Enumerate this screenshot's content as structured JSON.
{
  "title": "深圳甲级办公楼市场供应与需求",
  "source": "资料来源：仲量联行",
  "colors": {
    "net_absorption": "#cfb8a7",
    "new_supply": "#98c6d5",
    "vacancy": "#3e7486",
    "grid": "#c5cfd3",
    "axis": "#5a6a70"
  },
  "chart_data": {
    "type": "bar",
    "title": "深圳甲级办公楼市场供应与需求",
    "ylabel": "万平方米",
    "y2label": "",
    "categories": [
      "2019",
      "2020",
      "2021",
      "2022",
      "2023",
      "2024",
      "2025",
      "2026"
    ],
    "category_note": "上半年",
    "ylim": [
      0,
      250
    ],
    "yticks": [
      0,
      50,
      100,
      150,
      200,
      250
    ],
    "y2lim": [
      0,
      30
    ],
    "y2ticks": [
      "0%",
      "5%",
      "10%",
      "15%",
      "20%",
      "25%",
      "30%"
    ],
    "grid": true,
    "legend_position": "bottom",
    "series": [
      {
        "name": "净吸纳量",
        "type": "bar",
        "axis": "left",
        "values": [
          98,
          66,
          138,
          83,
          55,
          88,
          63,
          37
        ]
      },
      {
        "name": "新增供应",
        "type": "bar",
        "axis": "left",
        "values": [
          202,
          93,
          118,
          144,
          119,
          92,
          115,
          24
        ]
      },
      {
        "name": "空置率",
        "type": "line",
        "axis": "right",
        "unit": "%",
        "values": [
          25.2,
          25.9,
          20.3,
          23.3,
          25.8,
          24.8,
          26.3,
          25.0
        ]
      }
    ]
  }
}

· · · ·

Problem description:
Retype all the records, matching them exactly.

Output for this exercise:
Enumerate this screenshot's content as structured JSON.
{
  "title": "深圳甲级办公楼市场供应与需求",
  "source": "资料来源：仲量联行",
  "colors": {
    "net_absorption": "#cfb8a7",
    "new_supply": "#98c6d5",
    "vacancy": "#3e7486",
    "grid": "#c5cfd3",
    "axis": "#5a6a70"
  },
  "chart_data": {
    "type": "bar",
    "title": "深圳甲级办公楼市场供应与需求",
    "ylabel": "万平方米",
    "y2label": "",
    "categories": [
      "2019",
      "2020",
      "2021",
      "2022",
      "2023",
      "2024",
      "2025",
      "2026"
    ],
    "category_note": "上半年",
    "ylim": [
      0,
      250
    ],
    "yticks": [
      0,
      50,
      100,
      150,
      200,
      250
    ],
    "y2lim": [
      0,
      30
    ],
    "y2ticks": [
      "0%",
      "5%",
      "10%",
      "15%",
      "20%",
      "25%",
      "30%"
    ],
    "grid": true,
    "legend_position": "bottom",
    "series": [
      {
        "name": "净吸纳量",
        "type": "bar",
        "axis": "left",
        "values": [
          98,
          66,
          138,
          83,
          55,
          88,
          63,
          37
        ]
      },
      {
        "name": "新增供应",
        "type": "bar",
        "axis": "left",
        "values": [
          202,
          93,
          118,
          144,
          119,
          92,
          115,
          24
        ]
      },
      {
        "name": "空置率",
        "type": "line",
        "axis": "right",
        "unit": "%",
        "values": [
          25.2,
          25.9,
          20.3,
          23.3,
          25.8,
          24.8,
          26.3,
          25.0
        ]
      }
    ]
  }
}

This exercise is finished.